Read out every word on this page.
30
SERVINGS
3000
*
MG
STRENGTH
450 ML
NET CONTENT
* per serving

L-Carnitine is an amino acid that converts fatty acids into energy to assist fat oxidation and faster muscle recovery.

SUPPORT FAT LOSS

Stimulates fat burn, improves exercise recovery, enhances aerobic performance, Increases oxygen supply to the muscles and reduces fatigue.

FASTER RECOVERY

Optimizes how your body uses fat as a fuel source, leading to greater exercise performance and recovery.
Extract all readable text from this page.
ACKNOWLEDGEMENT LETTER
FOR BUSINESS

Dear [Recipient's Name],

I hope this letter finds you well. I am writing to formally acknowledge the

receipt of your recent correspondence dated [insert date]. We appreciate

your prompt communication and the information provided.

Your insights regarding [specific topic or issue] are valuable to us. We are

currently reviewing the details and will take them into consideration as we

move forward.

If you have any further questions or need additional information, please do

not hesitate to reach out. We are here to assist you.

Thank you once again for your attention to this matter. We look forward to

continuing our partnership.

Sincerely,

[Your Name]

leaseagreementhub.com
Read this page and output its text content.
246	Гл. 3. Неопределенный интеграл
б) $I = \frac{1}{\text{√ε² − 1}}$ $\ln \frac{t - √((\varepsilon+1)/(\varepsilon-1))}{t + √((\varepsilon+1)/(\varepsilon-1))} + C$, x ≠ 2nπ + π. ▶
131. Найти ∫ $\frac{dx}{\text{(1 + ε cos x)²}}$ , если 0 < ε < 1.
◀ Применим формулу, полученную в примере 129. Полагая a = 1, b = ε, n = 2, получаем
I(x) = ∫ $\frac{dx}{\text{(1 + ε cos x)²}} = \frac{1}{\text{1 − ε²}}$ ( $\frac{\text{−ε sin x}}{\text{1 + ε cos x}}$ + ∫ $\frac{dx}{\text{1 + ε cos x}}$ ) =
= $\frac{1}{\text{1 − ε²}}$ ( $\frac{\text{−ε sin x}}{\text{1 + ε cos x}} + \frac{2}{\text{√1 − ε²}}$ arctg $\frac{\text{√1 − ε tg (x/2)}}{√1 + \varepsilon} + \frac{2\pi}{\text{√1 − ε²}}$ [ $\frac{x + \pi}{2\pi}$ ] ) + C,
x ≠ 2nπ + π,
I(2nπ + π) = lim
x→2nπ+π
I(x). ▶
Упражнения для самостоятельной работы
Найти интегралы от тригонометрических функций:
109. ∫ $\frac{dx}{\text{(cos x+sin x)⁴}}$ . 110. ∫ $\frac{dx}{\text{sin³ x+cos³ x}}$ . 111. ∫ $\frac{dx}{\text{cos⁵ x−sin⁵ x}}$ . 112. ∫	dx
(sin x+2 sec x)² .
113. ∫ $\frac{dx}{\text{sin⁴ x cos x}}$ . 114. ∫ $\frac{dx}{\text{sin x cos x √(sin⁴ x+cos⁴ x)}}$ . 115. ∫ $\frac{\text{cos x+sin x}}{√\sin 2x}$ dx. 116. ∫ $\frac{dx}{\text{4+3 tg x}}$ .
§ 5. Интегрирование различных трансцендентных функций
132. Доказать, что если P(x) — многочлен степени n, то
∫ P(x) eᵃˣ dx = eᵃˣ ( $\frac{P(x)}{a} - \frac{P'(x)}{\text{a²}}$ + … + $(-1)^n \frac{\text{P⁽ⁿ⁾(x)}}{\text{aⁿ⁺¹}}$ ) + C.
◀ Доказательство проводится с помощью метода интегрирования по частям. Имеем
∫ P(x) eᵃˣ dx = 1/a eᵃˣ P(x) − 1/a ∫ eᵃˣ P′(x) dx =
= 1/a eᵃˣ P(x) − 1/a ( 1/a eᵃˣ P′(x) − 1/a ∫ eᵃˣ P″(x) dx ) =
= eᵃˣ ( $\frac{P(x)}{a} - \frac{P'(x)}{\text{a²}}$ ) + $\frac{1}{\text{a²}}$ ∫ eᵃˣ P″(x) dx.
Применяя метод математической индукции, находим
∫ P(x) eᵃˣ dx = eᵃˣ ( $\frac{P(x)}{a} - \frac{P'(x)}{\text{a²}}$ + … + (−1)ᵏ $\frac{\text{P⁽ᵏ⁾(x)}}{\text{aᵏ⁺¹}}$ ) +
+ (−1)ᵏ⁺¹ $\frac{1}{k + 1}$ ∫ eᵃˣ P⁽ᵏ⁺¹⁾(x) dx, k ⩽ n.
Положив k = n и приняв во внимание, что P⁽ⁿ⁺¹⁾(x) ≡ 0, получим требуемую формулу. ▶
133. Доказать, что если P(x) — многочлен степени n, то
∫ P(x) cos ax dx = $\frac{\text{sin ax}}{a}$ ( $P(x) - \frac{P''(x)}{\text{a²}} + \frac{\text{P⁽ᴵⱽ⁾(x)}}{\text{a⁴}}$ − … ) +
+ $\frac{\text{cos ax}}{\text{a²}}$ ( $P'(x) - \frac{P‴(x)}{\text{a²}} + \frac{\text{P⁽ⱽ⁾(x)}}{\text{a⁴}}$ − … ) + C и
━━━━━━━━━━━━━━━━
Write out the entries above word for word.

Read out every word on this page.
30
SERVINGS
3000
*
MG
STRENGTH
450 ML
NET CONTENT
* per serving

L-Carnitine is an amino acid that converts fatty acids into energy to assist fat oxidation and faster muscle recovery.

SUPPORT FAT LOSS

Stimulates fat burn, improves exercise recovery, enhances aerobic performance, Increases oxygen supply to the muscles and reduces fatigue.

FASTER RECOVERY

Optimizes how your body uses fat as a fuel source, leading to greater exercise performance and recovery.
Extract all readable text from this page.
ACKNOWLEDGEMENT LETTER
FOR BUSINESS

Dear [Recipient's Name],

I hope this letter finds you well. I am writing to formally acknowledge the

receipt of your recent correspondence dated [insert date]. We appreciate

your prompt communication and the information provided.

Your insights regarding [specific topic or issue] are valuable to us. We are

currently reviewing the details and will take them into consideration as we

move forward.

If you have any further questions or need additional information, please do

not hesitate to reach out. We are here to assist you.

Thank you once again for your attention to this matter. We look forward to

continuing our partnership.

Sincerely,

[Your Name]

leaseagreementhub.com
Read this page and output its text content.
246	Гл. 3. Неопределенный интеграл
б) $I = \frac{1}{\text{√ε² − 1}}$ $\ln \frac{t - √((\varepsilon+1)/(\varepsilon-1))}{t + √((\varepsilon+1)/(\varepsilon-1))} + C$, x ≠ 2nπ + π. ▶
131. Найти ∫ $\frac{dx}{\text{(1 + ε cos x)²}}$ , если 0 < ε < 1.
◀ Применим формулу, полученную в примере 129. Полагая a = 1, b = ε, n = 2, получаем
I(x) = ∫ $\frac{dx}{\text{(1 + ε cos x)²}} = \frac{1}{\text{1 − ε²}}$ ( $\frac{\text{−ε sin x}}{\text{1 + ε cos x}}$ + ∫ $\frac{dx}{\text{1 + ε cos x}}$ ) =
= $\frac{1}{\text{1 − ε²}}$ ( $\frac{\text{−ε sin x}}{\text{1 + ε cos x}} + \frac{2}{\text{√1 − ε²}}$ arctg $\frac{\text{√1 − ε tg (x/2)}}{√1 + \varepsilon} + \frac{2\pi}{\text{√1 − ε²}}$ [ $\frac{x + \pi}{2\pi}$ ] ) + C,
x ≠ 2nπ + π,
I(2nπ + π) = lim
x→2nπ+π
I(x). ▶
Упражнения для самостоятельной работы
Найти интегралы от тригонометрических функций:
109. ∫ $\frac{dx}{\text{(cos x+sin x)⁴}}$ . 110. ∫ $\frac{dx}{\text{sin³ x+cos³ x}}$ . 111. ∫ $\frac{dx}{\text{cos⁵ x−sin⁵ x}}$ . 112. ∫	dx
(sin x+2 sec x)² .
113. ∫ $\frac{dx}{\text{sin⁴ x cos x}}$ . 114. ∫ $\frac{dx}{\text{sin x cos x √(sin⁴ x+cos⁴ x)}}$ . 115. ∫ $\frac{\text{cos x+sin x}}{√\sin 2x}$ dx. 116. ∫ $\frac{dx}{\text{4+3 tg x}}$ .
§ 5. Интегрирование различных трансцендентных функций
132. Доказать, что если P(x) — многочлен степени n, то
∫ P(x) eᵃˣ dx = eᵃˣ ( $\frac{P(x)}{a} - \frac{P'(x)}{\text{a²}}$ + … + $(-1)^n \frac{\text{P⁽ⁿ⁾(x)}}{\text{aⁿ⁺¹}}$ ) + C.
◀ Доказательство проводится с помощью метода интегрирования по частям. Имеем
∫ P(x) eᵃˣ dx = 1/a eᵃˣ P(x) − 1/a ∫ eᵃˣ P′(x) dx =
= 1/a eᵃˣ P(x) − 1/a ( 1/a eᵃˣ P′(x) − 1/a ∫ eᵃˣ P″(x) dx ) =
= eᵃˣ ( $\frac{P(x)}{a} - \frac{P'(x)}{\text{a²}}$ ) + $\frac{1}{\text{a²}}$ ∫ eᵃˣ P″(x) dx.
Применяя метод математической индукции, находим
∫ P(x) eᵃˣ dx = eᵃˣ ( $\frac{P(x)}{a} - \frac{P'(x)}{\text{a²}}$ + … + (−1)ᵏ $\frac{\text{P⁽ᵏ⁾(x)}}{\text{aᵏ⁺¹}}$ ) +
+ (−1)ᵏ⁺¹ $\frac{1}{k + 1}$ ∫ eᵃˣ P⁽ᵏ⁺¹⁾(x) dx, k ⩽ n.
Положив k = n и приняв во внимание, что P⁽ⁿ⁺¹⁾(x) ≡ 0, получим требуемую формулу. ▶
133. Доказать, что если P(x) — многочлен степени n, то
∫ P(x) cos ax dx = $\frac{\text{sin ax}}{a}$ ( $P(x) - \frac{P''(x)}{\text{a²}} + \frac{\text{P⁽ᴵⱽ⁾(x)}}{\text{a⁴}}$ − … ) +
+ $\frac{\text{cos ax}}{\text{a²}}$ ( $P'(x) - \frac{P‴(x)}{\text{a²}} + \frac{\text{P⁽ⱽ⁾(x)}}{\text{a⁴}}$ − … ) + C и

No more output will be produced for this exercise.